*** EXTRACT PROVIDED ***
Viet Nam has reduced the differences between richest
and poorest on most health measures (including those
related to reproductive health) to less than two to
one (15).
This applies to rich countries as well as poor ones. In the
United States, the country that spends the most on health care per
capita in the world, inequalities in access to health care are higher
than in other industrialized states. These disparities mean that
overall health performance is worse; for example, infant and child
mortality in the United States is higher than in most European
Union countries.
INFANT MORTALITY AND WEALTH
A study of infant mortality and reproductive health
indicators in 44 developing countries (16)
reveals very wide differences between regions, and between
rich and poor within countries. National averages tell
only part of the story: child survival and reproductive
health are matters of internal equity as well as overall
wealth or poverty. Child survival and child health are
tied to income levels, between and within nations. Child
mortality levels in some poor communities in the United
States, for example, rival those in Panama (17).
Poor infants and children are more
likely to die than children in better-off families.
*** DATA TO EXAMINE ***
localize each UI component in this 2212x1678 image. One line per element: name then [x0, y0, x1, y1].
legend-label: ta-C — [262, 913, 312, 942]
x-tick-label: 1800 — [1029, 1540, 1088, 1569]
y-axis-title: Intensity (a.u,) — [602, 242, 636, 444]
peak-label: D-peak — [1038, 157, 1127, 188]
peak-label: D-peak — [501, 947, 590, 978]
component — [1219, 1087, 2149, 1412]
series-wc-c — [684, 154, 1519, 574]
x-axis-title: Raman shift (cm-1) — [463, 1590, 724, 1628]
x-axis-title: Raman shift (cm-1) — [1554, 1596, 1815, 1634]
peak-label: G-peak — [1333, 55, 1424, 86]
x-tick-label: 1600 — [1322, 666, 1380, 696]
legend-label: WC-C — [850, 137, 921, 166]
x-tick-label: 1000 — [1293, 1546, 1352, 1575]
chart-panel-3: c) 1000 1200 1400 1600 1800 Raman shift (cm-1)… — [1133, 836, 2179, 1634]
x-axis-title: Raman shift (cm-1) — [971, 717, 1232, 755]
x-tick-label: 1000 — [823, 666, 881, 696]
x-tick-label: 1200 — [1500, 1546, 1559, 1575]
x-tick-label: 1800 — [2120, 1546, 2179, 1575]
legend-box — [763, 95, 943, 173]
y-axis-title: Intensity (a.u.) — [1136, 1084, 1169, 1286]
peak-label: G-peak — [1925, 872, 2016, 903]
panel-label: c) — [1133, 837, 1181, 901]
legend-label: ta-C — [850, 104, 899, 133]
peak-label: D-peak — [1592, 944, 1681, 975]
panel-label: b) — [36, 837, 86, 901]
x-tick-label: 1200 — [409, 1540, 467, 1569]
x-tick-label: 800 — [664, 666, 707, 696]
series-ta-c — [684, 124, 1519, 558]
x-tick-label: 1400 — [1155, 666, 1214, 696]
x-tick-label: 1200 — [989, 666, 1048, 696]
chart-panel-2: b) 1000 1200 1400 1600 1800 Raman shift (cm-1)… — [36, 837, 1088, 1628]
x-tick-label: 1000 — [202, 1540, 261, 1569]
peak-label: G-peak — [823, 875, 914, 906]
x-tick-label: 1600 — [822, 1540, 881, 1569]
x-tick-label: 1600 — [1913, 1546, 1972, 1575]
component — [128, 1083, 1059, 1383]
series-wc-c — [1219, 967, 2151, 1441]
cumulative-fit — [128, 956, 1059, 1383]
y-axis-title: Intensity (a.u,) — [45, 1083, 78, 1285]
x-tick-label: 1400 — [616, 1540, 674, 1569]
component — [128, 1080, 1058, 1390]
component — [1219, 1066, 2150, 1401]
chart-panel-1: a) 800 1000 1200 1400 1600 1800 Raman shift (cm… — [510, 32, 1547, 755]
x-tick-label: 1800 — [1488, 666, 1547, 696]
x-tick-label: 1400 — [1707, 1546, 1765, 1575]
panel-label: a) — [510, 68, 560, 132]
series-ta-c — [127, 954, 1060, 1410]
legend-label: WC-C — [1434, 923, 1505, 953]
***
BRIEF 1
Based on the passage on health inequality, decide whether each statement agrees with it. Answer yes or no for each and quote the words from the passage that settle it.
(a) Infant and child mortality in the United States is lower than in most European Union countries.
(b) The study of infant mortality covered 44 developing countries.
(c) Viet Nam has completely removed the differences between richest and poorest on health measures.
BRIEF 2
According to the passage on health inequality, child mortality in some poor communities in the United States rivals that of which country?
These entries come from a different source than the passage.

ANSWER 1
(a) No: "infant and child mortality in the United States is higher than in most European Union countries."
(b) Yes: "A study of infant mortality and reproductive health indicators in 44 developing countries"
(c) No: "Viet Nam has reduced the differences between richest and poorest on most health measures (including those related to reproductive health) to less than two to one"

ANSWER 2
Panama.